BEGIN Task data

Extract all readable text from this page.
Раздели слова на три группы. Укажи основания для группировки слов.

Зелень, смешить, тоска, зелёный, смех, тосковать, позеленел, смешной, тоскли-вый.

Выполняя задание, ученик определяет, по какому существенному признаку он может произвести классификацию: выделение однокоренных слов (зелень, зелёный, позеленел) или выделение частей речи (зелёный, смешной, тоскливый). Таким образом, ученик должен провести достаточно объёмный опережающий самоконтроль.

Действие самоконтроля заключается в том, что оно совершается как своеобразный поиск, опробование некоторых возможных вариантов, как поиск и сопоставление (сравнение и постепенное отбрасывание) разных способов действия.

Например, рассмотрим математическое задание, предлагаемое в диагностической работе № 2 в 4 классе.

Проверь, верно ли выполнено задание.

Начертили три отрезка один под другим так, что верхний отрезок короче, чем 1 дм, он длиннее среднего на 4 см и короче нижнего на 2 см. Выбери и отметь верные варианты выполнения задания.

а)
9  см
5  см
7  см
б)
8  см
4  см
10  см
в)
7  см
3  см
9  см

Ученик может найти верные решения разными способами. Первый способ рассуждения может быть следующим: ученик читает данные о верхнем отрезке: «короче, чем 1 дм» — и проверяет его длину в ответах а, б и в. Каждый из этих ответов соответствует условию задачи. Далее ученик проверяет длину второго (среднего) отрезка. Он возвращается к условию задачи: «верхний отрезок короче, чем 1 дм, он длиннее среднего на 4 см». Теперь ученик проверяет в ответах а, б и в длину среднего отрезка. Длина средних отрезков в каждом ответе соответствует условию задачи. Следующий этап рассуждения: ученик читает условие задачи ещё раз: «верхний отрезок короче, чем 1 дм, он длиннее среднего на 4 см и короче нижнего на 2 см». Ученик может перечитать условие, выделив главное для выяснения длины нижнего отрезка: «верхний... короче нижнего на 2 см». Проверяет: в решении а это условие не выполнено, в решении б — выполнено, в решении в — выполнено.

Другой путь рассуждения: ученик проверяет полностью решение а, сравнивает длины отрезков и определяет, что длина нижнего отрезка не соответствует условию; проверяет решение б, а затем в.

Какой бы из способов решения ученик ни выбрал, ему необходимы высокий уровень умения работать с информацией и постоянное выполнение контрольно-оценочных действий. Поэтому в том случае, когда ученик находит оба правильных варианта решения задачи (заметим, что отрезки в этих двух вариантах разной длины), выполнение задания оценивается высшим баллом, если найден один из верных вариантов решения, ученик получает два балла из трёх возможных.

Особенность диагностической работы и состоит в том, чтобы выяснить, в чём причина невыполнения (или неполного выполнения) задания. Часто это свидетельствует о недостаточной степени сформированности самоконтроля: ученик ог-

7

END Task data

§ Short problem: Find each line with the string "позеленел" and copy it out.

§ Full solution:
Зелень, смешить, тоска, зелёный, смех, тосковать, позеленел, смешной, тоскли-вый.
Выполняя задание, ученик определяет, по какому существенному признаку он может произвести классификацию: выделение однокоренных слов (зелень, зелёный, позеленел) или выделение частей речи (зелёный, смешной, тоскливый). Таким образом, ученик должен провести достаточно объёмный опережающий самоконтроль.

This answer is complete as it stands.